• Input material
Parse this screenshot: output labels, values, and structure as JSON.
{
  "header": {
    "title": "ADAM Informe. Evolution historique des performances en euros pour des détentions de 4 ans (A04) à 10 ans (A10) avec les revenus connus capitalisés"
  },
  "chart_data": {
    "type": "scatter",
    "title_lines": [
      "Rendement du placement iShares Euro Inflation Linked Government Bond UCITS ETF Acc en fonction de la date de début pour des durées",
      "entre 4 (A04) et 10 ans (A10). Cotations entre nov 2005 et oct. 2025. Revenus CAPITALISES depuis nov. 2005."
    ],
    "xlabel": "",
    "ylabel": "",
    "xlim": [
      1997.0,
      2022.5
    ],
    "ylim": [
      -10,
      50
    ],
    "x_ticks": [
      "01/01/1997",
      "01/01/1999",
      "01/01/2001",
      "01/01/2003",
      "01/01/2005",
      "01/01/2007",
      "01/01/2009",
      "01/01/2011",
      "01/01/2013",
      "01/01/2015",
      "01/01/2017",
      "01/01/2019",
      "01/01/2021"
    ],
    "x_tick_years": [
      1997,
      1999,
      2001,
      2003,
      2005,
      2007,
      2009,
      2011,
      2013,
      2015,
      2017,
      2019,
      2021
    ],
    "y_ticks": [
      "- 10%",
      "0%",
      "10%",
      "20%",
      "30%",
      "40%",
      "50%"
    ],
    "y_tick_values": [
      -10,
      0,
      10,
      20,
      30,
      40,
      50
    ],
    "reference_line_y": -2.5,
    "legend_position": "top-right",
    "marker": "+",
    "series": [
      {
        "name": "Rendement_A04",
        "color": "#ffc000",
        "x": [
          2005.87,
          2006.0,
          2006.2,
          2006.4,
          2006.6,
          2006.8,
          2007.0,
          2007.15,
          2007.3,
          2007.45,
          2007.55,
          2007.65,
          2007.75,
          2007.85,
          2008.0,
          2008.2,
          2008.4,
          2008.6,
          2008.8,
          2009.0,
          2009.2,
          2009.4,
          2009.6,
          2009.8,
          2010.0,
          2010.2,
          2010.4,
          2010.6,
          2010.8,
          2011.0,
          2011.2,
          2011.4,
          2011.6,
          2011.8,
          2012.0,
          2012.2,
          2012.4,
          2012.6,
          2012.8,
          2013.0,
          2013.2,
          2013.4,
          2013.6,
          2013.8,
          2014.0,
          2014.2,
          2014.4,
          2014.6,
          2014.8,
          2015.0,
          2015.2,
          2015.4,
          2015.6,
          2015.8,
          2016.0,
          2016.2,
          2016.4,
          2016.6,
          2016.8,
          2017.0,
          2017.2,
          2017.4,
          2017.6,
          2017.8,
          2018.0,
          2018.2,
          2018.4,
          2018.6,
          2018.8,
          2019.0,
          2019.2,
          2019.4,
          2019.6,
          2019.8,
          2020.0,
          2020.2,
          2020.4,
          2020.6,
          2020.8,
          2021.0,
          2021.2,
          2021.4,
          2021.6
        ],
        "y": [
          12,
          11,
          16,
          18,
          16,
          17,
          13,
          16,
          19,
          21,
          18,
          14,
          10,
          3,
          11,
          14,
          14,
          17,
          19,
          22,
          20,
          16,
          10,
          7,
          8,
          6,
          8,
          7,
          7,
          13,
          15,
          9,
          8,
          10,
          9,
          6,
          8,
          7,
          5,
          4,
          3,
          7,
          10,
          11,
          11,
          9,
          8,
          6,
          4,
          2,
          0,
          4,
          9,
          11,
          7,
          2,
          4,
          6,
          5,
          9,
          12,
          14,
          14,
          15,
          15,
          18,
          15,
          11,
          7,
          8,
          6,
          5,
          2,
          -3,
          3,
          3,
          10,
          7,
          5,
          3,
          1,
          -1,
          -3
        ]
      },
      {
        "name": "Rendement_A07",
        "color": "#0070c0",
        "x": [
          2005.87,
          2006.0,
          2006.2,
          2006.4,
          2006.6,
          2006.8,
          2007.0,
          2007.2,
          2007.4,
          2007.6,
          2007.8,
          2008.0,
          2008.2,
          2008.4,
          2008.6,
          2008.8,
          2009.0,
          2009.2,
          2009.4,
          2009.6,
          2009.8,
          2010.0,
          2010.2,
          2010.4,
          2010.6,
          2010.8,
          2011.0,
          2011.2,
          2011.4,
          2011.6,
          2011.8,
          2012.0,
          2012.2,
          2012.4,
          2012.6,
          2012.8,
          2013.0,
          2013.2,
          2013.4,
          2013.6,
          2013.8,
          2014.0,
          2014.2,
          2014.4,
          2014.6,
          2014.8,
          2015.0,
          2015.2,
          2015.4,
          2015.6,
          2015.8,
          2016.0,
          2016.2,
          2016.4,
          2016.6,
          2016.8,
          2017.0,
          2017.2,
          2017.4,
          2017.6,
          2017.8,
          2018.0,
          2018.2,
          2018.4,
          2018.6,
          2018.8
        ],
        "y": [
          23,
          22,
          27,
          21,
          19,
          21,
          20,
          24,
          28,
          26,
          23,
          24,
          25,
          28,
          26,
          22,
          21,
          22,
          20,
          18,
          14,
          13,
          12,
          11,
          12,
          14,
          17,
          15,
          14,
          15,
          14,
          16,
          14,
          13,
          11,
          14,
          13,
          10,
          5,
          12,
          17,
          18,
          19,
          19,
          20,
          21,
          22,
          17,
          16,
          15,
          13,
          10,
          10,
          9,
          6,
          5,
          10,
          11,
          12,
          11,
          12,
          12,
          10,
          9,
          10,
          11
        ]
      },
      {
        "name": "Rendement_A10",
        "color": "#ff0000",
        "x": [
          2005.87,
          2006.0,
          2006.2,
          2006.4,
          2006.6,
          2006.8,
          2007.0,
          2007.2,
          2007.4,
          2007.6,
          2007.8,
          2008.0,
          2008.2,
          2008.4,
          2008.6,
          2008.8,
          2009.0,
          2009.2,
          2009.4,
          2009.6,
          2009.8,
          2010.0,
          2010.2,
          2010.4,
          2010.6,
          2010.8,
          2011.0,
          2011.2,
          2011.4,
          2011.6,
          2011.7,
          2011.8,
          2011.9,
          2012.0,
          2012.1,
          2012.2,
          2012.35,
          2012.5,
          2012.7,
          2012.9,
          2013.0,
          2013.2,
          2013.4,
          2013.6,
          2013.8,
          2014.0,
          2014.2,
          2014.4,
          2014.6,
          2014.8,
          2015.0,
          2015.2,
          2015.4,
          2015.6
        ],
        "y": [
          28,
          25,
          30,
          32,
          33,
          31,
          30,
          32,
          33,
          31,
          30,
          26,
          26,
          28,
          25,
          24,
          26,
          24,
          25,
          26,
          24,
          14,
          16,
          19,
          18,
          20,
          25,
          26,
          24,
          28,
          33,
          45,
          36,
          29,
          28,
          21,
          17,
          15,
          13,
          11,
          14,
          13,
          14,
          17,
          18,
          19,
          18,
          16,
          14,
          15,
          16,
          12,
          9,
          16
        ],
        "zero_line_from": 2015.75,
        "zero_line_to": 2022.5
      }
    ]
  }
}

• Exercise task
Quote each line above in full, word for word.

• Task solution
Parse this screenshot: output labels, values, and structure as JSON.
{
  "header": {
    "title": "ADAM Informe. Evolution historique des performances en euros pour des détentions de 4 ans (A04) à 10 ans (A10) avec les revenus connus capitalisés"
  },
  "chart_data": {
    "type": "scatter",
    "title_lines": [
      "Rendement du placement iShares Euro Inflation Linked Government Bond UCITS ETF Acc en fonction de la date de début pour des durées",
      "entre 4 (A04) et 10 ans (A10). Cotations entre nov 2005 et oct. 2025. Revenus CAPITALISES depuis nov. 2005."
    ],
    "xlabel": "",
    "ylabel": "",
    "xlim": [
      1997.0,
      2022.5
    ],
    "ylim": [
      -10,
      50
    ],
    "x_ticks": [
      "01/01/1997",
      "01/01/1999",
      "01/01/2001",
      "01/01/2003",
      "01/01/2005",
      "01/01/2007",
      "01/01/2009",
      "01/01/2011",
      "01/01/2013",
      "01/01/2015",
      "01/01/2017",
      "01/01/2019",
      "01/01/2021"
    ],
    "x_tick_years": [
      1997,
      1999,
      2001,
      2003,
      2005,
      2007,
      2009,
      2011,
      2013,
      2015,
      2017,
      2019,
      2021
    ],
    "y_ticks": [
      "- 10%",
      "0%",
      "10%",
      "20%",
      "30%",
      "40%",
      "50%"
    ],
    "y_tick_values": [
      -10,
      0,
      10,
      20,
      30,
      40,
      50
    ],
    "reference_line_y": -2.5,
    "legend_position": "top-right",
    "marker": "+",
    "series": [
      {
        "name": "Rendement_A04",
        "color": "#ffc000",
        "x": [
          2005.87,
          2006.0,
          2006.2,
          2006.4,
          2006.6,
          2006.8,
          2007.0,
          2007.15,
          2007.3,
          2007.45,
          2007.55,
          2007.65,
          2007.75,
          2007.85,
          2008.0,
          2008.2,
          2008.4,
          2008.6,
          2008.8,
          2009.0,
          2009.2,
          2009.4,
          2009.6,
          2009.8,
          2010.0,
          2010.2,
          2010.4,
          2010.6,
          2010.8,
          2011.0,
          2011.2,
          2011.4,
          2011.6,
          2011.8,
          2012.0,
          2012.2,
          2012.4,
          2012.6,
          2012.8,
          2013.0,
          2013.2,
          2013.4,
          2013.6,
          2013.8,
          2014.0,
          2014.2,
          2014.4,
          2014.6,
          2014.8,
          2015.0,
          2015.2,
          2015.4,
          2015.6,
          2015.8,
          2016.0,
          2016.2,
          2016.4,
          2016.6,
          2016.8,
          2017.0,
          2017.2,
          2017.4,
          2017.6,
          2017.8,
          2018.0,
          2018.2,
          2018.4,
          2018.6,
          2018.8,
          2019.0,
          2019.2,
          2019.4,
          2019.6,
          2019.8,
          2020.0,
          2020.2,
          2020.4,
          2020.6,
          2020.8,
          2021.0,
          2021.2,
          2021.4,
          2021.6
        ],
        "y": [
          12,
          11,
          16,
          18,
          16,
          17,
          13,
          16,
          19,
          21,
          18,
          14,
          10,
          3,
          11,
          14,
          14,
          17,
          19,
          22,
          20,
          16,
          10,
          7,
          8,
          6,
          8,
          7,
          7,
          13,
          15,
          9,
          8,
          10,
          9,
          6,
          8,
          7,
          5,
          4,
          3,
          7,
          10,
          11,
          11,
          9,
          8,
          6,
          4,
          2,
          0,
          4,
          9,
          11,
          7,
          2,
          4,
          6,
          5,
          9,
          12,
          14,
          14,
          15,
          15,
          18,
          15,
          11,
          7,
          8,
          6,
          5,
          2,
          -3,
          3,
          3,
          10,
          7,
          5,
          3,
          1,
          -1,
          -3
        ]
      },
      {
        "name": "Rendement_A07",
        "color": "#0070c0",
        "x": [
          2005.87,
          2006.0,
          2006.2,
          2006.4,
          2006.6,
          2006.8,
          2007.0,
          2007.2,
          2007.4,
          2007.6,
          2007.8,
          2008.0,
          2008.2,
          2008.4,
          2008.6,
          2008.8,
          2009.0,
          2009.2,
          2009.4,
          2009.6,
          2009.8,
          2010.0,
          2010.2,
          2010.4,
          2010.6,
          2010.8,
          2011.0,
          2011.2,
          2011.4,
          2011.6,
          2011.8,
          2012.0,
          2012.2,
          2012.4,
          2012.6,
          2012.8,
          2013.0,
          2013.2,
          2013.4,
          2013.6,
          2013.8,
          2014.0,
          2014.2,
          2014.4,
          2014.6,
          2014.8,
          2015.0,
          2015.2,
          2015.4,
          2015.6,
          2015.8,
          2016.0,
          2016.2,
          2016.4,
          2016.6,
          2016.8,
          2017.0,
          2017.2,
          2017.4,
          2017.6,
          2017.8,
          2018.0,
          2018.2,
          2018.4,
          2018.6,
          2018.8
        ],
        "y": [
          23,
          22,
          27,
          21,
          19,
          21,
          20,
          24,
          28,
          26,
          23,
          24,
          25,
          28,
          26,
          22,
          21,
          22,
          20,
          18,
          14,
          13,
          12,
          11,
          12,
          14,
          17,
          15,
          14,
          15,
          14,
          16,
          14,
          13,
          11,
          14,
          13,
          10,
          5,
          12,
          17,
          18,
          19,
          19,
          20,
          21,
          22,
          17,
          16,
          15,
          13,
          10,
          10,
          9,
          6,
          5,
          10,
          11,
          12,
          11,
          12,
          12,
          10,
          9,
          10,
          11
        ]
      },
      {
        "name": "Rendement_A10",
        "color": "#ff0000",
        "x": [
          2005.87,
          2006.0,
          2006.2,
          2006.4,
          2006.6,
          2006.8,
          2007.0,
          2007.2,
          2007.4,
          2007.6,
          2007.8,
          2008.0,
          2008.2,
          2008.4,
          2008.6,
          2008.8,
          2009.0,
          2009.2,
          2009.4,
          2009.6,
          2009.8,
          2010.0,
          2010.2,
          2010.4,
          2010.6,
          2010.8,
          2011.0,
          2011.2,
          2011.4,
          2011.6,
          2011.7,
          2011.8,
          2011.9,
          2012.0,
          2012.1,
          2012.2,
          2012.35,
          2012.5,
          2012.7,
          2012.9,
          2013.0,
          2013.2,
          2013.4,
          2013.6,
          2013.8,
          2014.0,
          2014.2,
          2014.4,
          2014.6,
          2014.8,
          2015.0,
          2015.2,
          2015.4,
          2015.6
        ],
        "y": [
          28,
          25,
          30,
          32,
          33,
          31,
          30,
          32,
          33,
          31,
          30,
          26,
          26,
          28,
          25,
          24,
          26,
          24,
          25,
          26,
          24,
          14,
          16,
          19,
          18,
          20,
          25,
          26,
          24,
          28,
          33,
          45,
          36,
          29,
          28,
          21,
          17,
          15,
          13,
          11,
          14,
          13,
          14,
          17,
          18,
          19,
          18,
          16,
          14,
          15,
          16,
          12,
          9,
          16
        ],
        "zero_line_from": 2015.75,
        "zero_line_to": 2022.5
      }
    ]
  }
}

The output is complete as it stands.